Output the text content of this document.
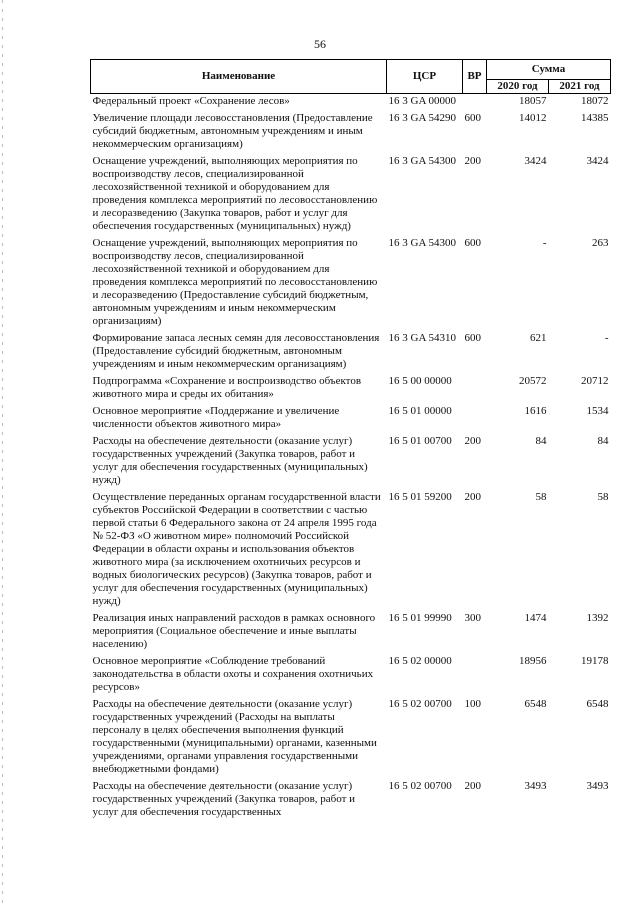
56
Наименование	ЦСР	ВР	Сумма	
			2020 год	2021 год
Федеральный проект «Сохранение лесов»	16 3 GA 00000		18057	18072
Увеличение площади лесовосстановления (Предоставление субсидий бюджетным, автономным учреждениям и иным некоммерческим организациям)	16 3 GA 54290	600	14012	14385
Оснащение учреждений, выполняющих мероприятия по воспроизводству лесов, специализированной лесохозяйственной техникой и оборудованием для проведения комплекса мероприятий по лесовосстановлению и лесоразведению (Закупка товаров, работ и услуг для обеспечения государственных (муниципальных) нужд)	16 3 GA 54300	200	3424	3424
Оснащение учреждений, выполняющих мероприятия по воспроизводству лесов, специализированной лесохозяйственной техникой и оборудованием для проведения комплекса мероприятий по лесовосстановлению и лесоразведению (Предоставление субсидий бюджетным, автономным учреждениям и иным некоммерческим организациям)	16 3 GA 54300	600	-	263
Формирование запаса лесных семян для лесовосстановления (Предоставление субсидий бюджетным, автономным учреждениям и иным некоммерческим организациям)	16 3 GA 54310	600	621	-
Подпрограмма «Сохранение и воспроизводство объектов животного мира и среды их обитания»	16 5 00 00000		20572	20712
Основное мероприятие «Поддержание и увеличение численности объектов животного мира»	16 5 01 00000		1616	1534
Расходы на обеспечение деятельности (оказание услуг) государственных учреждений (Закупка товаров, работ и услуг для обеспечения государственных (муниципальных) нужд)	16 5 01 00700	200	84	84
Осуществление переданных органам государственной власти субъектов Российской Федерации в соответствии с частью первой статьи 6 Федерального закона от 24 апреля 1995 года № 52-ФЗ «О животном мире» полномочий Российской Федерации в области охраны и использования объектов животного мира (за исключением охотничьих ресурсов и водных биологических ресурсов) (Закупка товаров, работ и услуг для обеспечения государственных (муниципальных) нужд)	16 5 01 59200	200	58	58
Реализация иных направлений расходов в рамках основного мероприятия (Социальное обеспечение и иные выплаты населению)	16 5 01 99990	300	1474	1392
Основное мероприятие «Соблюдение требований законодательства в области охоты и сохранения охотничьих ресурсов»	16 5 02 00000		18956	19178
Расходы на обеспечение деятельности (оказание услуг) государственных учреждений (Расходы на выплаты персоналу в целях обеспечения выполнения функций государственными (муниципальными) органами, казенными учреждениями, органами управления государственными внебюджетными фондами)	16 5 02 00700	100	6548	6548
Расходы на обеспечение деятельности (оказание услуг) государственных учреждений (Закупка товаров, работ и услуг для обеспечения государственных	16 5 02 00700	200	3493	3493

####################

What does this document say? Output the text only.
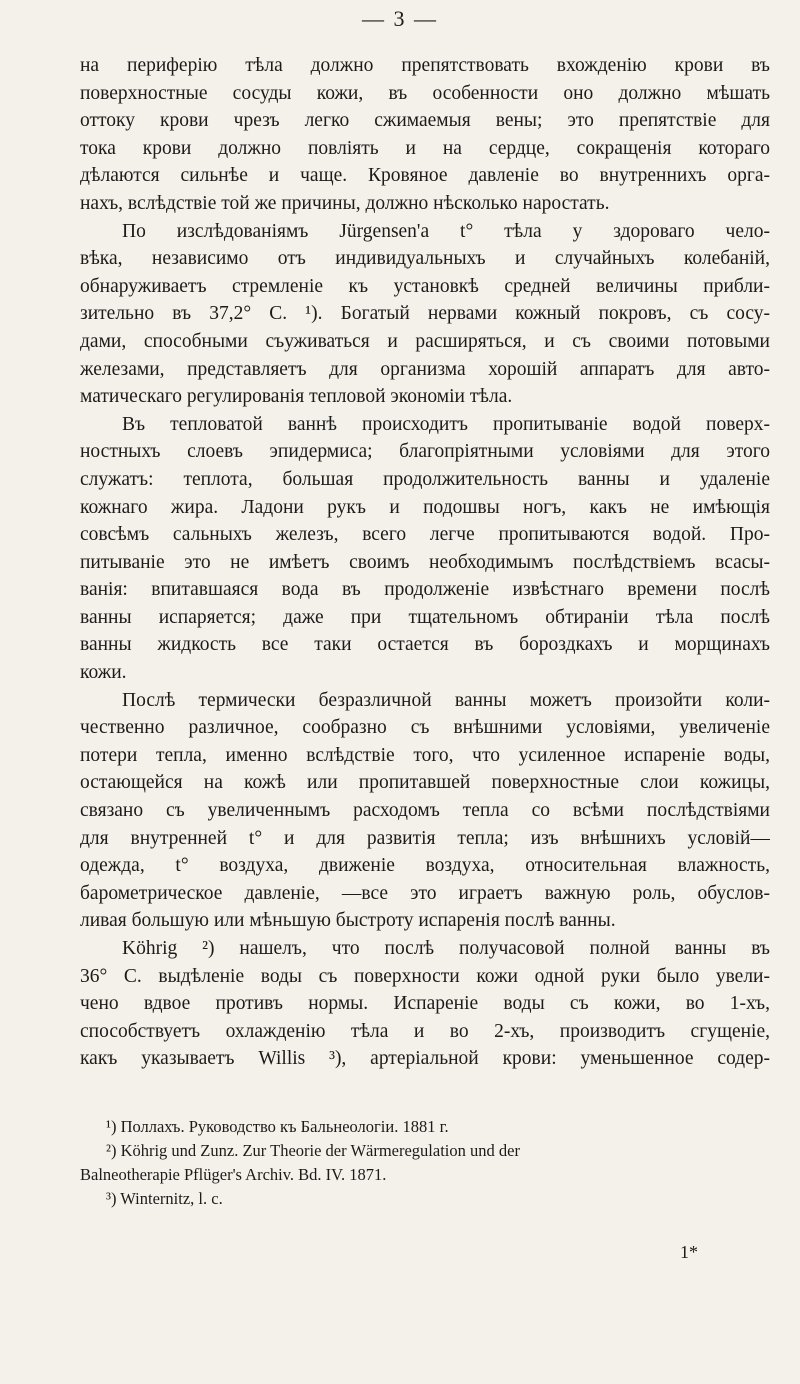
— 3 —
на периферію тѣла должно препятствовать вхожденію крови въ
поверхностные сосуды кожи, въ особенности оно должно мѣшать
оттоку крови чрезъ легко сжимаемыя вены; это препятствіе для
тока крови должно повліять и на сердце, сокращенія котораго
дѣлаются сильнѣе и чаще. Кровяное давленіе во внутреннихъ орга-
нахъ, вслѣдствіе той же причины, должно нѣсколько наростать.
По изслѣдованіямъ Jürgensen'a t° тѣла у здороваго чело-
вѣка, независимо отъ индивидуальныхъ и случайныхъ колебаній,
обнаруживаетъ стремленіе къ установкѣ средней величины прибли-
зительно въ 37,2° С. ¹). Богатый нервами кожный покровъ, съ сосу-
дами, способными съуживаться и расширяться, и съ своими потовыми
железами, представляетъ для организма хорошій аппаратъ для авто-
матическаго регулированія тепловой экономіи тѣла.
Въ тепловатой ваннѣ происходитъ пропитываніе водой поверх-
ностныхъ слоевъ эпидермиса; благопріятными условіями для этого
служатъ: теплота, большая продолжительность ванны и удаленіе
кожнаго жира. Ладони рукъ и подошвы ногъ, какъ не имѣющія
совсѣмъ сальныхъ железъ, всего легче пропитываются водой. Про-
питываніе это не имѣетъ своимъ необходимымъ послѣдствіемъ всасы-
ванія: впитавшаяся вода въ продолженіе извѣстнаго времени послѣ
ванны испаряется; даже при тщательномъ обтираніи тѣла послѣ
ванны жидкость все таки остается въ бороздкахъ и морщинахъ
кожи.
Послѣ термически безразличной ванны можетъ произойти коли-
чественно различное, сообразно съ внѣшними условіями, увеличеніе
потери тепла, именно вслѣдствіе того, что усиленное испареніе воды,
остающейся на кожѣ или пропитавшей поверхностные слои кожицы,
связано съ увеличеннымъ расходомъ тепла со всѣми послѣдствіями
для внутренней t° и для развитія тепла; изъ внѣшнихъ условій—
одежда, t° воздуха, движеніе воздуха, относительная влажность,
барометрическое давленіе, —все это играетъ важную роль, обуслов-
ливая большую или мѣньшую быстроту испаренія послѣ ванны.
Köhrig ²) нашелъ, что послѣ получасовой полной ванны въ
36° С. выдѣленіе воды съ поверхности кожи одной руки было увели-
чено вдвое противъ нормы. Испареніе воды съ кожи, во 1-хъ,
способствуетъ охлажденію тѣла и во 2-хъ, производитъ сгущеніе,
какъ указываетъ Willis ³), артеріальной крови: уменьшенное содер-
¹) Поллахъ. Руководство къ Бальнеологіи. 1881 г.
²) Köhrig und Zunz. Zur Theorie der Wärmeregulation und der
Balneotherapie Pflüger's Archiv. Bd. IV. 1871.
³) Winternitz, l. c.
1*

####################

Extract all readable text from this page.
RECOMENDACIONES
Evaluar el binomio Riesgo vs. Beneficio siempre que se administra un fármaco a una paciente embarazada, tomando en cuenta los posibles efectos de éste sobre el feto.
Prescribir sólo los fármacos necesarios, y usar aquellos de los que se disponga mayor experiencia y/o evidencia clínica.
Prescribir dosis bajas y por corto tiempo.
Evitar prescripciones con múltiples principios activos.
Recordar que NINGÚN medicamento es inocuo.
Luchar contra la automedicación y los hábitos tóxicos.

####################

● **Prompt**: Looking at the entries above, say how many lines contain the word "субсидий". Only the number is wanted.

● **Response to the task**: 3